>> start RECORDS TO PROCESS
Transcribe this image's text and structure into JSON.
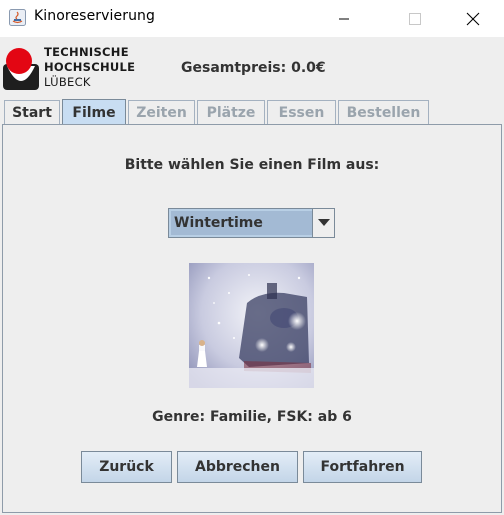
{
  "window": {
    "title": "Kinoreservierung",
    "controls": [
      "minimize-icon",
      "maximize-icon",
      "close-icon"
    ]
  },
  "header": {
    "logo": {
      "line1": "TECHNISCHE",
      "line2": "HOCHSCHULE",
      "line3": "LÜBECK"
    },
    "total_price": "Gesamtpreis: 0.0€"
  },
  "tabs": [
    {
      "label": "Start",
      "enabled": true
    },
    {
      "label": "Filme",
      "enabled": true,
      "selected": true
    },
    {
      "label": "Zeiten",
      "enabled": false
    },
    {
      "label": "Plätze",
      "enabled": false
    },
    {
      "label": "Essen",
      "enabled": false
    },
    {
      "label": "Bestellen",
      "enabled": false
    }
  ],
  "main": {
    "prompt": "Bitte wählen Sie einen Film aus:",
    "film_select": {
      "selected": "Wintertime"
    },
    "genre_info": "Genre: Familie, FSK: ab 6"
  },
  "buttons": {
    "back": "Zurück",
    "cancel": "Abbrechen",
    "next": "Fortfahren"
  },
  "colors": {
    "tab_active": "#c8ddf2",
    "accent_red": "#e30613"
  }
}
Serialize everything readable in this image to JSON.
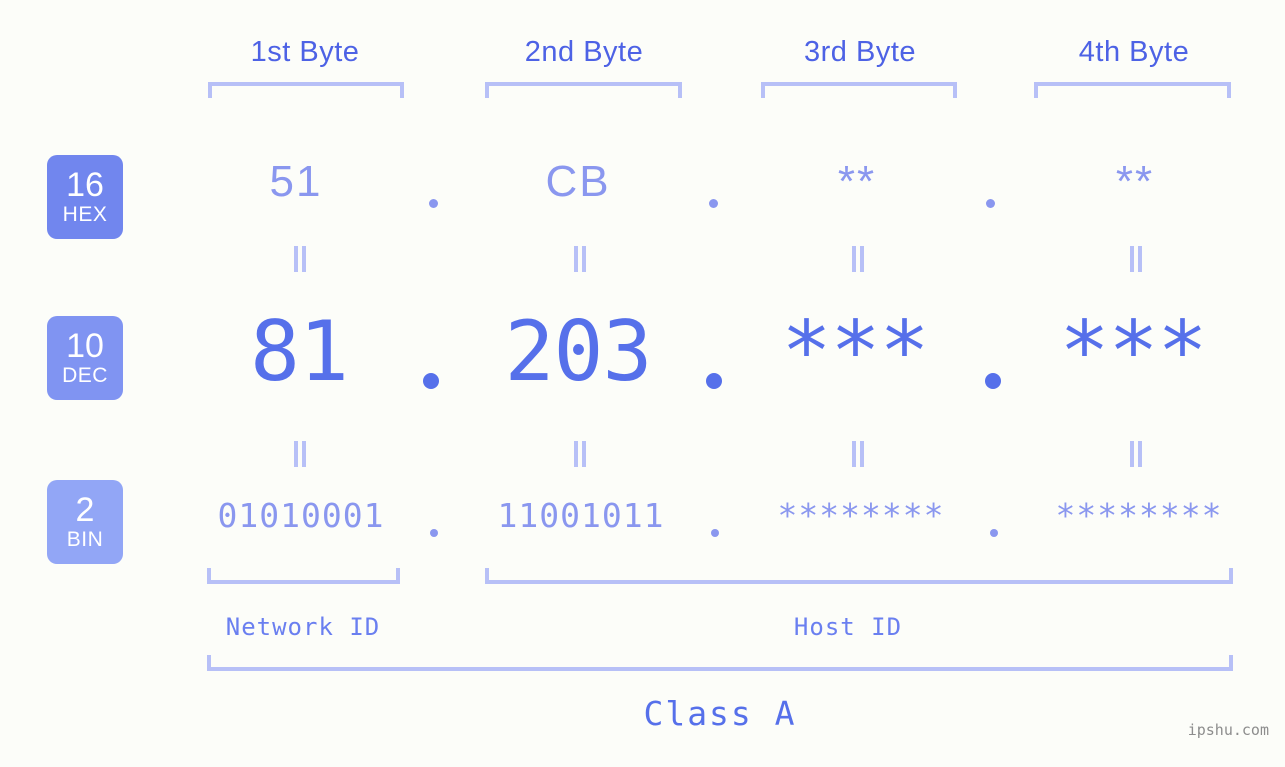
{
  "page": {
    "background": "#fcfdf9",
    "accent": "#5670ea",
    "accent_light": "#8a97ef",
    "bracket_color": "#b7c0f7",
    "watermark": "ipshu.com"
  },
  "byte_headers": [
    {
      "label": "1st Byte"
    },
    {
      "label": "2nd Byte"
    },
    {
      "label": "3rd Byte"
    },
    {
      "label": "4th Byte"
    }
  ],
  "bases": [
    {
      "number": "16",
      "abbr": "HEX",
      "color": "#7186ee"
    },
    {
      "number": "10",
      "abbr": "DEC",
      "color": "#8094f2"
    },
    {
      "number": "2",
      "abbr": "BIN",
      "color": "#92a6f6"
    }
  ],
  "rows": {
    "hex": {
      "values": [
        "51",
        "CB",
        "**",
        "**"
      ]
    },
    "dec": {
      "values": [
        "81",
        "203",
        "***",
        "***"
      ]
    },
    "bin": {
      "values": [
        "01010001",
        "11001011",
        "********",
        "********"
      ]
    }
  },
  "separators": {
    "dot": ".",
    "equals": "||"
  },
  "id_labels": [
    {
      "label": "Network ID"
    },
    {
      "label": "Host ID"
    }
  ],
  "class_label": "Class A"
}
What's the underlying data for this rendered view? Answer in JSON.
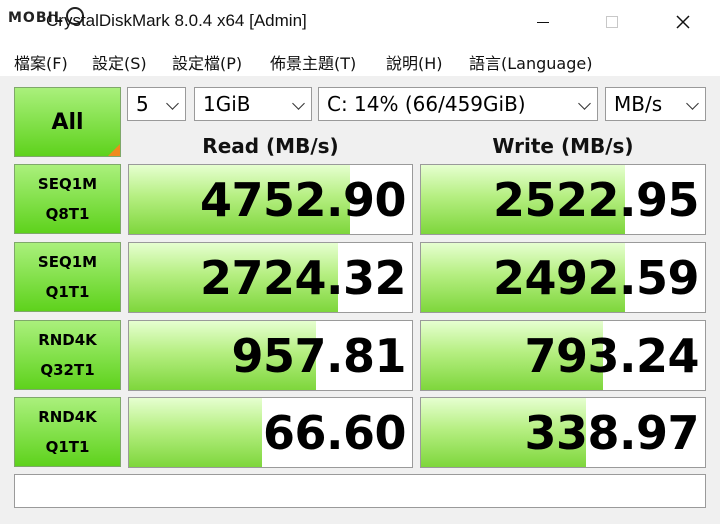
{
  "window": {
    "logo_text": "MOBILE",
    "title": "CrystalDiskMark 8.0.4 x64 [Admin]"
  },
  "menu": [
    "檔案(F)",
    "設定(S)",
    "設定檔(P)",
    "佈景主題(T)",
    "說明(H)",
    "語言(Language)"
  ],
  "controls": {
    "all_label": "All",
    "count": "5",
    "size": "1GiB",
    "drive": "C: 14% (66/459GiB)",
    "unit": "MB/s"
  },
  "headers": {
    "read": "Read (MB/s)",
    "write": "Write (MB/s)"
  },
  "tests": [
    {
      "line1": "SEQ1M",
      "line2": "Q8T1",
      "read": "4752.90",
      "write": "2522.95",
      "read_fill": 0.78,
      "write_fill": 0.72
    },
    {
      "line1": "SEQ1M",
      "line2": "Q1T1",
      "read": "2724.32",
      "write": "2492.59",
      "read_fill": 0.74,
      "write_fill": 0.72
    },
    {
      "line1": "RND4K",
      "line2": "Q32T1",
      "read": "957.81",
      "write": "793.24",
      "read_fill": 0.66,
      "write_fill": 0.64
    },
    {
      "line1": "RND4K",
      "line2": "Q1T1",
      "read": "66.60",
      "write": "338.97",
      "read_fill": 0.47,
      "write_fill": 0.58
    }
  ],
  "comment": "",
  "colors": {
    "bar": "#7ed63c",
    "label_bg": "#5ed21c",
    "corner_marker": "#f08a1c"
  }
}
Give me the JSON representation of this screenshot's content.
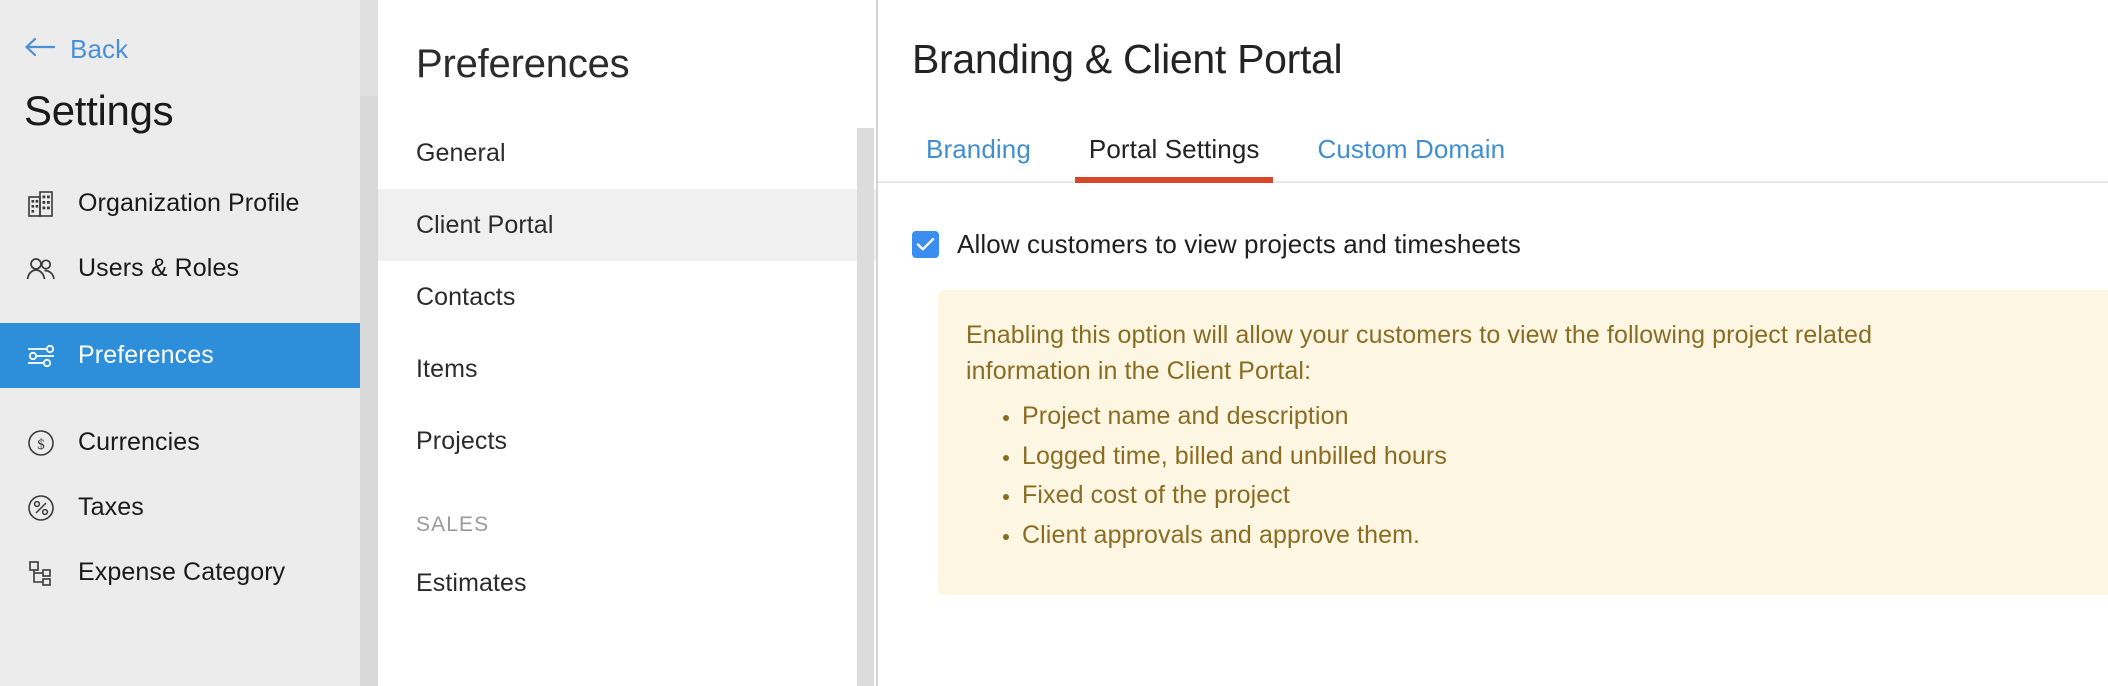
{
  "sidebar": {
    "back_label": "Back",
    "back_icon": "arrow-left-icon",
    "title": "Settings",
    "items": [
      {
        "label": "Organization Profile",
        "icon": "building-icon",
        "active": false
      },
      {
        "label": "Users & Roles",
        "icon": "users-icon",
        "active": false
      },
      {
        "label": "Preferences",
        "icon": "sliders-icon",
        "active": true
      },
      {
        "label": "Currencies",
        "icon": "dollar-circle-icon",
        "active": false
      },
      {
        "label": "Taxes",
        "icon": "percent-circle-icon",
        "active": false
      },
      {
        "label": "Expense Category",
        "icon": "hierarchy-icon",
        "active": false
      }
    ],
    "active_color": "#2d8ed9",
    "background_color": "#ececec"
  },
  "preferences": {
    "title": "Preferences",
    "items": [
      {
        "label": "General",
        "selected": false
      },
      {
        "label": "Client Portal",
        "selected": true
      },
      {
        "label": "Contacts",
        "selected": false
      },
      {
        "label": "Items",
        "selected": false
      },
      {
        "label": "Projects",
        "selected": false
      }
    ],
    "section_label": "SALES",
    "section_items": [
      {
        "label": "Estimates",
        "selected": false
      }
    ],
    "selected_color": "#f0f0f0"
  },
  "main": {
    "title": "Branding & Client Portal",
    "tabs": [
      {
        "label": "Branding",
        "active": false
      },
      {
        "label": "Portal Settings",
        "active": true
      },
      {
        "label": "Custom Domain",
        "active": false
      }
    ],
    "active_tab_underline_color": "#d9472b",
    "tab_link_color": "#3f8fd0",
    "checkbox": {
      "label": "Allow customers to view projects and timesheets",
      "checked": true,
      "checked_color": "#3b8ef0"
    },
    "info_box": {
      "paragraph": "Enabling this option will allow your customers to view the following project related information in the Client Portal:",
      "bullets": [
        "Project name and description",
        "Logged time, billed and unbilled hours",
        "Fixed cost of the project",
        "Client approvals and approve them."
      ],
      "background_color": "#fdf6e3",
      "text_color": "#8a6d23"
    }
  }
}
>> end RECORDS TO PROCESS
■ YOUR TASK:
Reproduce every record above exactly, omitting the pictures.

■ RESULT OF THIS TASK:
Transcribe this image's text and structure into JSON.
{
  "window": {
    "title": "Kinoreservierung",
    "controls": [
      "minimize-icon",
      "maximize-icon",
      "close-icon"
    ]
  },
  "header": {
    "logo": {
      "line1": "TECHNISCHE",
      "line2": "HOCHSCHULE",
      "line3": "LÜBECK"
    },
    "total_price": "Gesamtpreis: 0.0€"
  },
  "tabs": [
    {
      "label": "Start",
      "enabled": true
    },
    {
      "label": "Filme",
      "enabled": true,
      "selected": true
    },
    {
      "label": "Zeiten",
      "enabled": false
    },
    {
      "label": "Plätze",
      "enabled": false
    },
    {
      "label": "Essen",
      "enabled": false
    },
    {
      "label": "Bestellen",
      "enabled": false
    }
  ],
  "main": {
    "prompt": "Bitte wählen Sie einen Film aus:",
    "film_select": {
      "selected": "Wintertime"
    },
    "genre_info": "Genre: Familie, FSK: ab 6"
  },
  "buttons": {
    "back": "Zurück",
    "cancel": "Abbrechen",
    "next": "Fortfahren"
  },
  "colors": {
    "tab_active": "#c8ddf2",
    "accent_red": "#e30613"
  }
}
Serialize everything readable in this image to JSON.
{
  "page": {
    "background": "#fcfdf9",
    "accent": "#5670ea",
    "accent_light": "#8a97ef",
    "bracket_color": "#b7c0f7",
    "watermark": "ipshu.com"
  },
  "byte_headers": [
    {
      "label": "1st Byte"
    },
    {
      "label": "2nd Byte"
    },
    {
      "label": "3rd Byte"
    },
    {
      "label": "4th Byte"
    }
  ],
  "bases": [
    {
      "number": "16",
      "abbr": "HEX",
      "color": "#7186ee"
    },
    {
      "number": "10",
      "abbr": "DEC",
      "color": "#8094f2"
    },
    {
      "number": "2",
      "abbr": "BIN",
      "color": "#92a6f6"
    }
  ],
  "rows": {
    "hex": {
      "values": [
        "51",
        "CB",
        "**",
        "**"
      ]
    },
    "dec": {
      "values": [
        "81",
        "203",
        "***",
        "***"
      ]
    },
    "bin": {
      "values": [
        "01010001",
        "11001011",
        "********",
        "********"
      ]
    }
  },
  "separators": {
    "dot": ".",
    "equals": "||"
  },
  "id_labels": [
    {
      "label": "Network ID"
    },
    {
      "label": "Host ID"
    }
  ],
  "class_label": "Class A"
}
What's the underlying data for this rendered view? Answer in JSON.
{
  "window": {
    "logo_text": "MOBILE",
    "title": "CrystalDiskMark 8.0.4 x64 [Admin]"
  },
  "menu": [
    "檔案(F)",
    "設定(S)",
    "設定檔(P)",
    "佈景主題(T)",
    "說明(H)",
    "語言(Language)"
  ],
  "controls": {
    "all_label": "All",
    "count": "5",
    "size": "1GiB",
    "drive": "C: 14% (66/459GiB)",
    "unit": "MB/s"
  },
  "headers": {
    "read": "Read (MB/s)",
    "write": "Write (MB/s)"
  },
  "tests": [
    {
      "line1": "SEQ1M",
      "line2": "Q8T1",
      "read": "4752.90",
      "write": "2522.95",
      "read_fill": 0.78,
      "write_fill": 0.72
    },
    {
      "line1": "SEQ1M",
      "line2": "Q1T1",
      "read": "2724.32",
      "write": "2492.59",
      "read_fill": 0.74,
      "write_fill": 0.72
    },
    {
      "line1": "RND4K",
      "line2": "Q32T1",
      "read": "957.81",
      "write": "793.24",
      "read_fill": 0.66,
      "write_fill": 0.64
    },
    {
      "line1": "RND4K",
      "line2": "Q1T1",
      "read": "66.60",
      "write": "338.97",
      "read_fill": 0.47,
      "write_fill": 0.58
    }
  ],
  "comment": "",
  "colors": {
    "bar": "#7ed63c",
    "label_bg": "#5ed21c",
    "corner_marker": "#f08a1c"
  }
}
Give me the JSON representation of this screenshot's content.
{
  "sidebar": {
    "back_label": "Back",
    "back_icon": "arrow-left-icon",
    "title": "Settings",
    "items": [
      {
        "label": "Organization Profile",
        "icon": "building-icon",
        "active": false
      },
      {
        "label": "Users & Roles",
        "icon": "users-icon",
        "active": false
      },
      {
        "label": "Preferences",
        "icon": "sliders-icon",
        "active": true
      },
      {
        "label": "Currencies",
        "icon": "dollar-circle-icon",
        "active": false
      },
      {
        "label": "Taxes",
        "icon": "percent-circle-icon",
        "active": false
      },
      {
        "label": "Expense Category",
        "icon": "hierarchy-icon",
        "active": false
      }
    ],
    "active_color": "#2d8ed9",
    "background_color": "#ececec"
  },
  "preferences": {
    "title": "Preferences",
    "items": [
      {
        "label": "General",
        "selected": false
      },
      {
        "label": "Client Portal",
        "selected": true
      },
      {
        "label": "Contacts",
        "selected": false
      },
      {
        "label": "Items",
        "selected": false
      },
      {
        "label": "Projects",
        "selected": false
      }
    ],
    "section_label": "SALES",
    "section_items": [
      {
        "label": "Estimates",
        "selected": false
      }
    ],
    "selected_color": "#f0f0f0"
  },
  "main": {
    "title": "Branding & Client Portal",
    "tabs": [
      {
        "label": "Branding",
        "active": false
      },
      {
        "label": "Portal Settings",
        "active": true
      },
      {
        "label": "Custom Domain",
        "active": false
      }
    ],
    "active_tab_underline_color": "#d9472b",
    "tab_link_color": "#3f8fd0",
    "checkbox": {
      "label": "Allow customers to view projects and timesheets",
      "checked": true,
      "checked_color": "#3b8ef0"
    },
    "info_box": {
      "paragraph": "Enabling this option will allow your customers to view the following project related information in the Client Portal:",
      "bullets": [
        "Project name and description",
        "Logged time, billed and unbilled hours",
        "Fixed cost of the project",
        "Client approvals and approve them."
      ],
      "background_color": "#fdf6e3",
      "text_color": "#8a6d23"
    }
  }
}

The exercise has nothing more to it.